> **WHAT YOU HAVE TO DO**
Below are records. Copy every line with "back" in it.

─── RECORDS FOR THIS EXERCISE

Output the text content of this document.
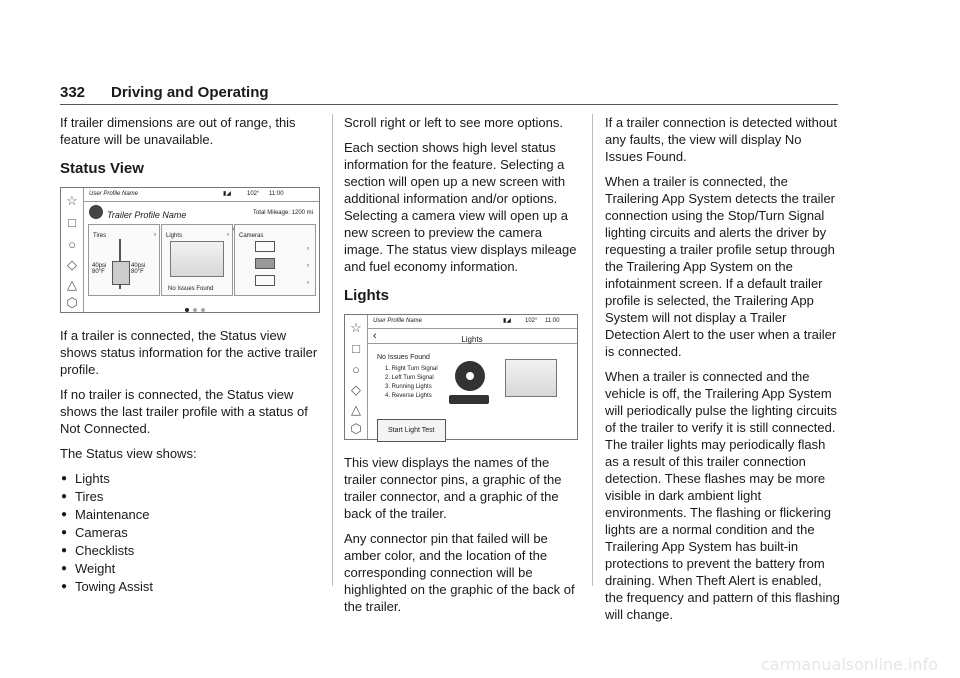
332 Driving and Operating

If trailer dimensions are out of range, this feature will be unavailable.

Status View
☆
□
○
◇
△
⬡
User Profile Name	▮◢	102° 11:00
Trailer Profile Name	Total Mileage: 1200 mi
Tires	›
40psi 80°F
40psi 80°F
Lights	›
No Issues Found
Cameras
›
›
›

If a trailer is connected, the Status view shows status information for the active trailer profile.

If no trailer is connected, the Status view shows the last trailer profile with a status of Not Connected.

The Status view shows:

● Lights
● Tires
● Maintenance
● Cameras
● Checklists
● Weight
● Towing Assist

Scroll right or left to see more options.

Each section shows high level status information for the feature. Selecting a section will open up a new screen with additional information and/or options. Selecting a camera view will open up a new screen to preview the camera image. The status view displays mileage and fuel economy information.

Lights
☆
□
○
◇
△
⬡
User Profile Name	▮◢ 102° 11:00
‹	Lights
No Issues Found
1. Right Turn Signal
2. Left Turn Signal
3. Running Lights
4. Reverse Lights
Start Light Test

This view displays the names of the trailer connector pins, a graphic of the trailer connector, and a graphic of the back of the trailer.

Any connector pin that failed will be amber color, and the location of the corresponding connection will be highlighted on the graphic of the back of the trailer.

If a trailer connection is detected without any faults, the view will display No Issues Found.

When a trailer is connected, the Trailering App System detects the trailer connection using the Stop/Turn Signal lighting circuits and alerts the driver by requesting a trailer profile setup through the Trailering App System on the infotainment screen. If a default trailer profile is selected, the Trailering App System will not display a Trailer Detection Alert to the user when a trailer is connected.

When a trailer is connected and the vehicle is off, the Trailering App System will periodically pulse the lighting circuits of the trailer to verify it is still connected. The trailer lights may periodically flash as a result of this trailer connection detection. These flashes may be more visible in dark ambient light environments. The flashing or flickering lights are a normal condition and the Trailering App System has built-in protections to prevent the battery from draining. When Theft Alert is enabled, the frequency and pattern of this flashing will change.

carmanualsonline.info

──────

> **FINISHED EXERCISE**
This view displays the names of the trailer connector pins, a graphic of the trailer connector, and a graphic of the back of the trailer.
Any connector pin that failed will be amber color, and the location of the corresponding connection will be highlighted on the graphic of the back of the trailer.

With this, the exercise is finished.